YOUR INSTRUCTIONS:
Look through the records that follow. Copy every line containing the word "gorillas".

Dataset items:
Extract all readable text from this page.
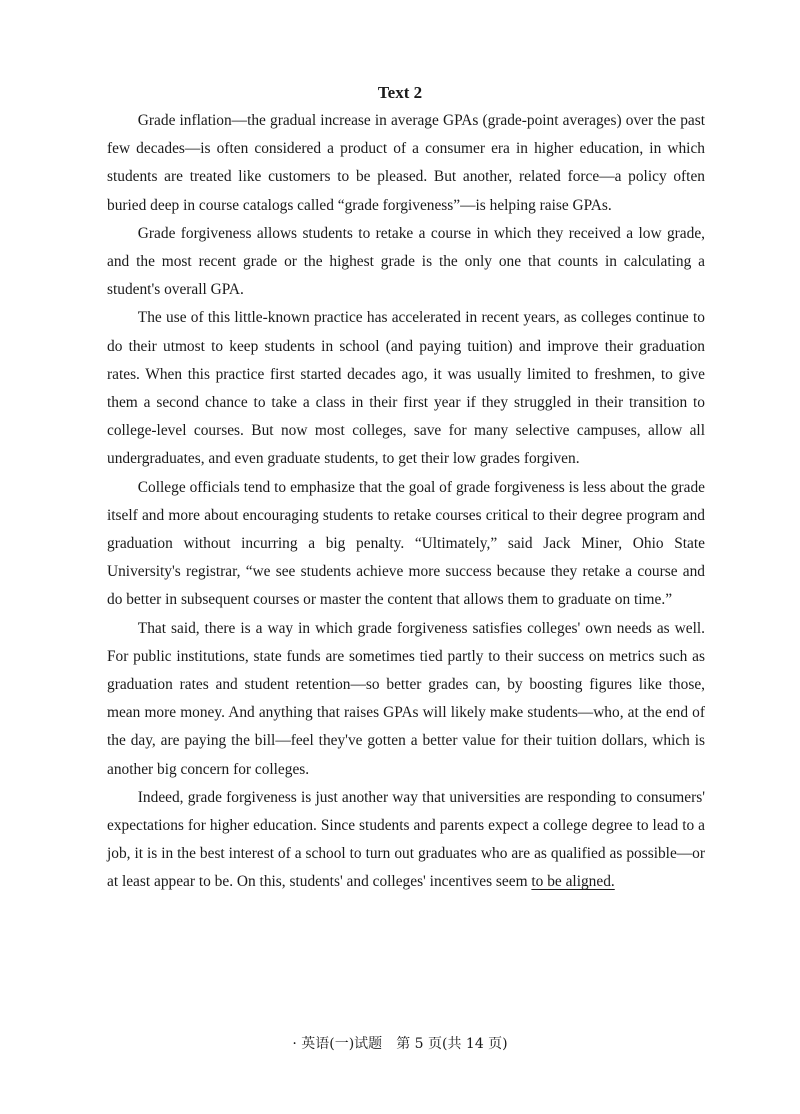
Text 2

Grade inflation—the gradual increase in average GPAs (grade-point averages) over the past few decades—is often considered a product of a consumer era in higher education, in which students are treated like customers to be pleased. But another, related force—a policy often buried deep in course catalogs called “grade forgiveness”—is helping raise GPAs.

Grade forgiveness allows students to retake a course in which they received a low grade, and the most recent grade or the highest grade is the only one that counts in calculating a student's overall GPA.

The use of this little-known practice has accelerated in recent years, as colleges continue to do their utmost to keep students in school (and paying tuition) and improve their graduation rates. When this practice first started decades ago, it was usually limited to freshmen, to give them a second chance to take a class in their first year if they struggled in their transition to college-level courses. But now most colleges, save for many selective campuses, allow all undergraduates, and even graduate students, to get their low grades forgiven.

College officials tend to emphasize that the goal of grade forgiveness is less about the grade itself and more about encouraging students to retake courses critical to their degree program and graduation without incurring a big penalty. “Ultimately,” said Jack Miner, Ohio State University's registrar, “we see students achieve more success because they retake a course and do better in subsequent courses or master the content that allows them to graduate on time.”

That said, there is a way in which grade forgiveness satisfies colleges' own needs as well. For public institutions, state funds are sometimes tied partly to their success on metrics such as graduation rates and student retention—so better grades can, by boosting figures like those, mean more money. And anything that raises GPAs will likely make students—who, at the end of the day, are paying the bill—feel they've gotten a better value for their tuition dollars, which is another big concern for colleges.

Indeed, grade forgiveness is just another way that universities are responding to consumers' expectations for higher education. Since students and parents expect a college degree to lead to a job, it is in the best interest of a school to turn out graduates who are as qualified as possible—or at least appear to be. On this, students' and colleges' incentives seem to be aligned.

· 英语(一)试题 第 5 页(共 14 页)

---

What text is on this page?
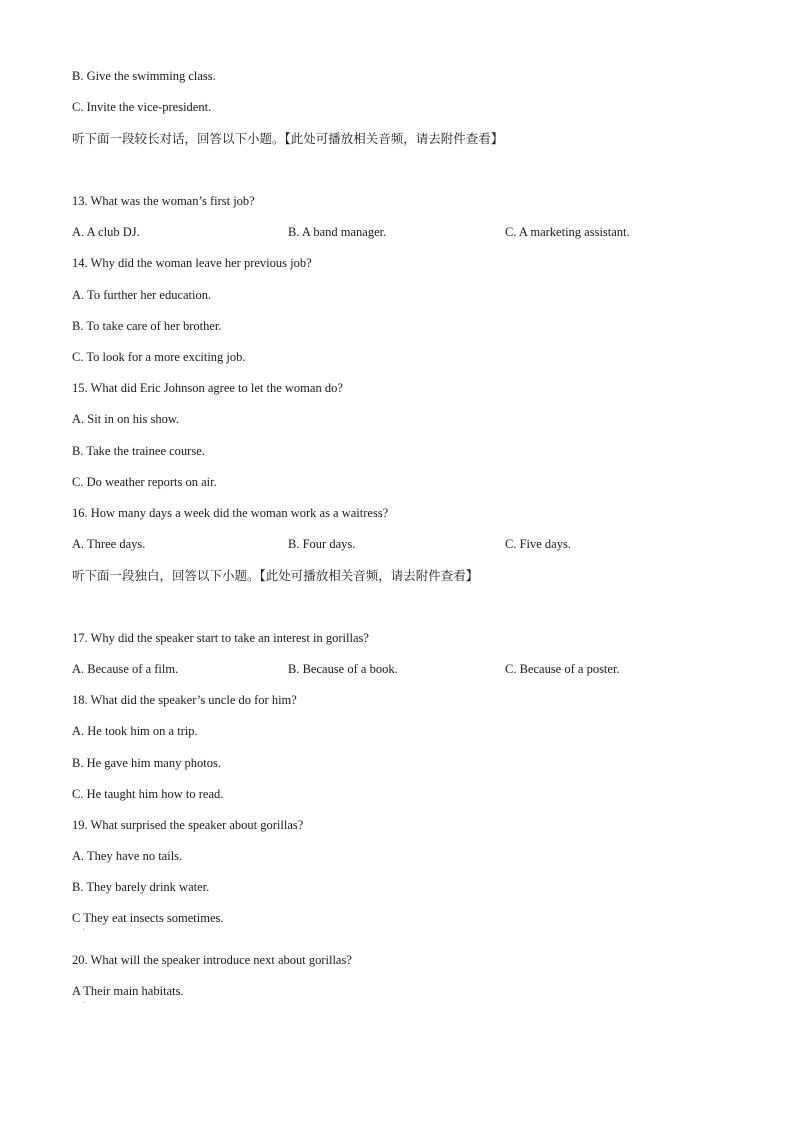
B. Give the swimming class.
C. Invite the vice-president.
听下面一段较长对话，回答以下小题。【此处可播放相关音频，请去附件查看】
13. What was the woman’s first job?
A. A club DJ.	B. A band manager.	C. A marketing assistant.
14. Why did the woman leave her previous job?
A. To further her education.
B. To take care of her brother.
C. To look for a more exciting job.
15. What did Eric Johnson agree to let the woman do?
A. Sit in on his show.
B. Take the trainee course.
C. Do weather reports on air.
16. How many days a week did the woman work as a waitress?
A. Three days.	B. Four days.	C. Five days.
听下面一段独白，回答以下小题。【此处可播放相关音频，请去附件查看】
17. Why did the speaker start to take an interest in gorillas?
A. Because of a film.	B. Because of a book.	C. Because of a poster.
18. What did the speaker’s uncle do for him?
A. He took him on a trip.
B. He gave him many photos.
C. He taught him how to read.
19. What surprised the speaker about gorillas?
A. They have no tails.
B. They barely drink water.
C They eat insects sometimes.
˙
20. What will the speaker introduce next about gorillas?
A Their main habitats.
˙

REPLY TO THE TASK:
17. Why did the speaker start to take an interest in gorillas?
19. What surprised the speaker about gorillas?
20. What will the speaker introduce next about gorillas?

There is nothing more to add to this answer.